▸ **Objective**
Copy the records below from the first line through the line that contains "home-button[interactable] [219, 391, 255, 427]", replacing "page-dot" with "indicator-dot" each time it appears and keeping everything else the same.
:::::
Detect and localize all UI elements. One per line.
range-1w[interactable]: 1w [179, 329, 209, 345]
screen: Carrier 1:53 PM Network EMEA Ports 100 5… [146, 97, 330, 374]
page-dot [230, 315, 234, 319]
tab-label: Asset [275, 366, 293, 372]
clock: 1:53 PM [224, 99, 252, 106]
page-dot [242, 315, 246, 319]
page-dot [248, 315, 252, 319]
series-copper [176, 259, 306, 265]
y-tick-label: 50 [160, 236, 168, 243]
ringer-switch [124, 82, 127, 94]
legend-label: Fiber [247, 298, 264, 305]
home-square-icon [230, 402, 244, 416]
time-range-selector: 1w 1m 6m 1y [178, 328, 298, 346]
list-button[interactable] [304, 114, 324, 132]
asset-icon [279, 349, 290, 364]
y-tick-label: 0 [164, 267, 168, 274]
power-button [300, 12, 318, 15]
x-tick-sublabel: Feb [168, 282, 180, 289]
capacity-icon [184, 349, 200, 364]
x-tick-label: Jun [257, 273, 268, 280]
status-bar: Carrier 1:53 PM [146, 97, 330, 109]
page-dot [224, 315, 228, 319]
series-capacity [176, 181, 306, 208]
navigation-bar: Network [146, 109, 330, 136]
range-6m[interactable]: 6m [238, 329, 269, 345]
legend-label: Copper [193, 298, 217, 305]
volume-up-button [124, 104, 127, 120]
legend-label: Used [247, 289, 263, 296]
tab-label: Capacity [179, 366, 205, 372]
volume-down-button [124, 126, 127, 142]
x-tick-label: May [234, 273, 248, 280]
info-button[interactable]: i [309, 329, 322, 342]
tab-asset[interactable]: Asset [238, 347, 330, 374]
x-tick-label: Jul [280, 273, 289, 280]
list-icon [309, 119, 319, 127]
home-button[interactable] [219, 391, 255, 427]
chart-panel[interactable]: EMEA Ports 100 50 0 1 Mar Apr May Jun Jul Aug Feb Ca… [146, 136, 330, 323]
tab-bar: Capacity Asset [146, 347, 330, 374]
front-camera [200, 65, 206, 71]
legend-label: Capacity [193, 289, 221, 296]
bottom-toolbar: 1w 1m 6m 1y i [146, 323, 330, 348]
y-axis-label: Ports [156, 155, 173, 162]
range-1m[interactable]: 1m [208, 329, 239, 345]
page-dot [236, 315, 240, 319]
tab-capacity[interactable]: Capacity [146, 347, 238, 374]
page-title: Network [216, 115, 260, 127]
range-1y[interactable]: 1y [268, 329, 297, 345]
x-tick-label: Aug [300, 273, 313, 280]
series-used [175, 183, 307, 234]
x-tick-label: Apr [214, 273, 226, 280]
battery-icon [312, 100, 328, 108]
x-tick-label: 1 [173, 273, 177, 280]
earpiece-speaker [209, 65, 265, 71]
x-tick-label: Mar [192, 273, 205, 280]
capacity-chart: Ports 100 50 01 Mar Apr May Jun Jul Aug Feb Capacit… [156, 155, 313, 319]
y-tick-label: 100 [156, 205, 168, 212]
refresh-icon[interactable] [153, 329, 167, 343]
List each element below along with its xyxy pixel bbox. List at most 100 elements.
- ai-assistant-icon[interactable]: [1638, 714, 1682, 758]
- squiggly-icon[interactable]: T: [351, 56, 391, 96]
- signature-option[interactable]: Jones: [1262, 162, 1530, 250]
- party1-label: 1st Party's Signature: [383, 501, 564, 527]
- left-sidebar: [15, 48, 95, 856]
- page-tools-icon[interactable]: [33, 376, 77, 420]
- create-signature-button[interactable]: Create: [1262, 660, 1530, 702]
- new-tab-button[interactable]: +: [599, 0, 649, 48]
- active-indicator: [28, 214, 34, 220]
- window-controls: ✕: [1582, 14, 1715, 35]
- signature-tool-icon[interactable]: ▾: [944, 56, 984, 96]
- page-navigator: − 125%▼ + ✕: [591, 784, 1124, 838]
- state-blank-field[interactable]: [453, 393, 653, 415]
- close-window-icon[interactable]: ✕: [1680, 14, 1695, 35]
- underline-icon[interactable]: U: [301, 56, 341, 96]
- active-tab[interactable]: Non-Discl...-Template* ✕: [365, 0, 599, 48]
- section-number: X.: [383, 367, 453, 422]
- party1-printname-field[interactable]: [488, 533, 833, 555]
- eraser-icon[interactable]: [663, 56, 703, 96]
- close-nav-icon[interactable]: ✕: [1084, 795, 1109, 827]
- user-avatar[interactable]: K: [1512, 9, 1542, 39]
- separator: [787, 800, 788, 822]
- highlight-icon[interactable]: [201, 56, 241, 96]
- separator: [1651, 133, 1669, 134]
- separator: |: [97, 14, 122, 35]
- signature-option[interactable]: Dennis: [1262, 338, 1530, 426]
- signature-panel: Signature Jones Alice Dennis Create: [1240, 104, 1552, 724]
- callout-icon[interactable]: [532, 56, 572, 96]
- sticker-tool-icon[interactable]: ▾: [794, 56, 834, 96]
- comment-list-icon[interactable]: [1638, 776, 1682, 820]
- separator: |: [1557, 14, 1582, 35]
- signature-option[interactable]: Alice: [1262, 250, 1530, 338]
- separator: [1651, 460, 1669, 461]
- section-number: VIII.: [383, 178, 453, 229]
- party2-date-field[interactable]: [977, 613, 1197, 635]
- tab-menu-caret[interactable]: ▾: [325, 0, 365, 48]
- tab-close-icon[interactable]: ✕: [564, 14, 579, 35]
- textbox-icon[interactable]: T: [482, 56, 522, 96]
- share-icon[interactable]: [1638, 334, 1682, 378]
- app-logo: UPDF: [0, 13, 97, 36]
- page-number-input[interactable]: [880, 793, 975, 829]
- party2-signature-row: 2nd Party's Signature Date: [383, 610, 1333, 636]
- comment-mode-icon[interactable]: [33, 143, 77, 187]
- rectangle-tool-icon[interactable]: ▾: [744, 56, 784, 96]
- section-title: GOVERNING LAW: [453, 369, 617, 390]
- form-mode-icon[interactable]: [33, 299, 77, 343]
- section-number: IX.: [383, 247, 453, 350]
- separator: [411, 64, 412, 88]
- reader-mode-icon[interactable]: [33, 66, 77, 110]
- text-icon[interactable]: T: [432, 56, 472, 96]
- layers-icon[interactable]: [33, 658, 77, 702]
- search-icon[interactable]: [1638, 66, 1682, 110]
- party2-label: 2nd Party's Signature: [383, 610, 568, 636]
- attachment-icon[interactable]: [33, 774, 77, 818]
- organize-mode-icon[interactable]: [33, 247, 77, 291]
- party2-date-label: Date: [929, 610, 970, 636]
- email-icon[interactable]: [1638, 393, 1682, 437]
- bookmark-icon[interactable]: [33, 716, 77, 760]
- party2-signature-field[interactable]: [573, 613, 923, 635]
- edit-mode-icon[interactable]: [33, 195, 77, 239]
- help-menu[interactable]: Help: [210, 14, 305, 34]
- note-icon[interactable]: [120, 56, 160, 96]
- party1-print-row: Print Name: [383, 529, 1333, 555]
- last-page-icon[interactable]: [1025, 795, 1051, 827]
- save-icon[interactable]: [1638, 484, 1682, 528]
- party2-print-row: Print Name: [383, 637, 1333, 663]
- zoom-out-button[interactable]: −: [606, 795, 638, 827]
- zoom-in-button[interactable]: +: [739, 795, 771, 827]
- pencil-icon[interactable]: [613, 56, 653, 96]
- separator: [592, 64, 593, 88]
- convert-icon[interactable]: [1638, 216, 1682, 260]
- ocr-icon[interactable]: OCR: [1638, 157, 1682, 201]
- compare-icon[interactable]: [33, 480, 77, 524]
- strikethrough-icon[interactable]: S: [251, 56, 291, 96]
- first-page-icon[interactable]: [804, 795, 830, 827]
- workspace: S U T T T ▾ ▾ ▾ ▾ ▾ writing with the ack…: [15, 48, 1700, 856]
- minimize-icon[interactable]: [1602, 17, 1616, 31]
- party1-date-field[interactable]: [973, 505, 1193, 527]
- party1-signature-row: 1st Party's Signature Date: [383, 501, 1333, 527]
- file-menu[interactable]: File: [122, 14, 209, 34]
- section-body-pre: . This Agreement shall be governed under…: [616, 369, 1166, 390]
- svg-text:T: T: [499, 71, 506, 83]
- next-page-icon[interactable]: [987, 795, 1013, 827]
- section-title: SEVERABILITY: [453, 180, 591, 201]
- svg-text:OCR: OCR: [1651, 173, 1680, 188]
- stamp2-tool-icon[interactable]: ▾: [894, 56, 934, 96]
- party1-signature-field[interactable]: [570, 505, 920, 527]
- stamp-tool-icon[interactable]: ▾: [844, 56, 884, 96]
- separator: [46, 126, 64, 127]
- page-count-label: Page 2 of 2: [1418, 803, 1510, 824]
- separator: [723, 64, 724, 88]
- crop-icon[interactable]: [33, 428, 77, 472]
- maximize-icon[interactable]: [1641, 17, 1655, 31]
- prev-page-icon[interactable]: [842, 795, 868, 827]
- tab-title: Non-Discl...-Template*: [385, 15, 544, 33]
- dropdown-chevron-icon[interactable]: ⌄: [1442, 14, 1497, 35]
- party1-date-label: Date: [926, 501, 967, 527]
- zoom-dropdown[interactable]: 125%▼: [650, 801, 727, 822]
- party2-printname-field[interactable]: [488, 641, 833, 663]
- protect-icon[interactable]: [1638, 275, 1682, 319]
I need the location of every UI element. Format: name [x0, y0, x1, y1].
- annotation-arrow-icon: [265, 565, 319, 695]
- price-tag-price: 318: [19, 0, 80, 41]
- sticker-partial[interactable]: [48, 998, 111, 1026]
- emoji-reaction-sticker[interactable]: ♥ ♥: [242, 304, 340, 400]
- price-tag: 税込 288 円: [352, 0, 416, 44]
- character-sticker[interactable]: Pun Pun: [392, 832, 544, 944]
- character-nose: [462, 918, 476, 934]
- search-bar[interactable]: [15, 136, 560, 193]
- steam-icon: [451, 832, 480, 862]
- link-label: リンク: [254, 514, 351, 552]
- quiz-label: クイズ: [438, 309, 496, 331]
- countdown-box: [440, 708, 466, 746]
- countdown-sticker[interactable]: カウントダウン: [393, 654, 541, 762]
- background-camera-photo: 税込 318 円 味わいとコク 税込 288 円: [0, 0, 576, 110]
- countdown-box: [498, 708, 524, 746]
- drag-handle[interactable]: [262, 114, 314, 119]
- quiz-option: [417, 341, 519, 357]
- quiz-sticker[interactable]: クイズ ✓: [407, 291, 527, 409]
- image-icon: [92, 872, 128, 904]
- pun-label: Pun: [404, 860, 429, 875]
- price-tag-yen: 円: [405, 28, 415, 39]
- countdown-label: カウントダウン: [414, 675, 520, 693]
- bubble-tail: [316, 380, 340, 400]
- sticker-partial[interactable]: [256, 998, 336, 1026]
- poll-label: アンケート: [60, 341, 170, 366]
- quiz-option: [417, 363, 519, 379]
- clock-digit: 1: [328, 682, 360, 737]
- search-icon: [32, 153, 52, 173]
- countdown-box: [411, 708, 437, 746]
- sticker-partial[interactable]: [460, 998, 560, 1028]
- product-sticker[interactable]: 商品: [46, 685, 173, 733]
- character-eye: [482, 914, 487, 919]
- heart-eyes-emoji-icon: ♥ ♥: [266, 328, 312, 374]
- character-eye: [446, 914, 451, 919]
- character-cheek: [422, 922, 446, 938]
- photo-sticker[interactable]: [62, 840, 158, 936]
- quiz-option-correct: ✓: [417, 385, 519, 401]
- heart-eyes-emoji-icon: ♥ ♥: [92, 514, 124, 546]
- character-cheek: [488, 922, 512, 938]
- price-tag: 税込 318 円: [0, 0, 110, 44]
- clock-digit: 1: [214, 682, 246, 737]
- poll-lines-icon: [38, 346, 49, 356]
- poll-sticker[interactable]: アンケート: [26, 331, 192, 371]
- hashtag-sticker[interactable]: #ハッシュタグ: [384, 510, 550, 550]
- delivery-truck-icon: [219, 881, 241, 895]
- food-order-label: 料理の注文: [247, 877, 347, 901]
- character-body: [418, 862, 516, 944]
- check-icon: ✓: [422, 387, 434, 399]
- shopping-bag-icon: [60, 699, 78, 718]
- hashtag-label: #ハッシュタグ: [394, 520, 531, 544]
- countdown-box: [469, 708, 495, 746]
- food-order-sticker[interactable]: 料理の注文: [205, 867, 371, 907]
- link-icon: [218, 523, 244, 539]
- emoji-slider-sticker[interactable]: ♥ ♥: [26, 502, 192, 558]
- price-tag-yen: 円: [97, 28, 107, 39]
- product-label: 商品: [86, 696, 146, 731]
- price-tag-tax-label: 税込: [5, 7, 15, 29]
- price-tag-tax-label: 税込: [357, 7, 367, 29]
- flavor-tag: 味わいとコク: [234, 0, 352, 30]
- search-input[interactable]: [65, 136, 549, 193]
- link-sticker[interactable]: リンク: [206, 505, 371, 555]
:::::
▸ **Answer to this exercise**
Detect and localize all UI elements. One per line.
range-1w[interactable]: 1w [179, 329, 209, 345]
screen: Carrier 1:53 PM Network EMEA Ports 100 5… [146, 97, 330, 374]
indicator-dot [230, 315, 234, 319]
tab-label: Asset [275, 366, 293, 372]
clock: 1:53 PM [224, 99, 252, 106]
indicator-dot [242, 315, 246, 319]
indicator-dot [248, 315, 252, 319]
series-copper [176, 259, 306, 265]
y-tick-label: 50 [160, 236, 168, 243]
ringer-switch [124, 82, 127, 94]
legend-label: Fiber [247, 298, 264, 305]
home-square-icon [230, 402, 244, 416]
time-range-selector: 1w 1m 6m 1y [178, 328, 298, 346]
list-button[interactable] [304, 114, 324, 132]
asset-icon [279, 349, 290, 364]
y-tick-label: 0 [164, 267, 168, 274]
power-button [300, 12, 318, 15]
x-tick-sublabel: Feb [168, 282, 180, 289]
capacity-icon [184, 349, 200, 364]
x-tick-label: Jun [257, 273, 268, 280]
status-bar: Carrier 1:53 PM [146, 97, 330, 109]
indicator-dot [224, 315, 228, 319]
series-capacity [176, 181, 306, 208]
navigation-bar: Network [146, 109, 330, 136]
range-6m[interactable]: 6m [238, 329, 269, 345]
legend-label: Copper [193, 298, 217, 305]
volume-up-button [124, 104, 127, 120]
legend-label: Used [247, 289, 263, 296]
tab-label: Capacity [179, 366, 205, 372]
volume-down-button [124, 126, 127, 142]
x-tick-label: May [234, 273, 248, 280]
info-button[interactable]: i [309, 329, 322, 342]
tab-asset[interactable]: Asset [238, 347, 330, 374]
x-tick-label: Jul [280, 273, 289, 280]
list-icon [309, 119, 319, 127]
home-button[interactable] [219, 391, 255, 427]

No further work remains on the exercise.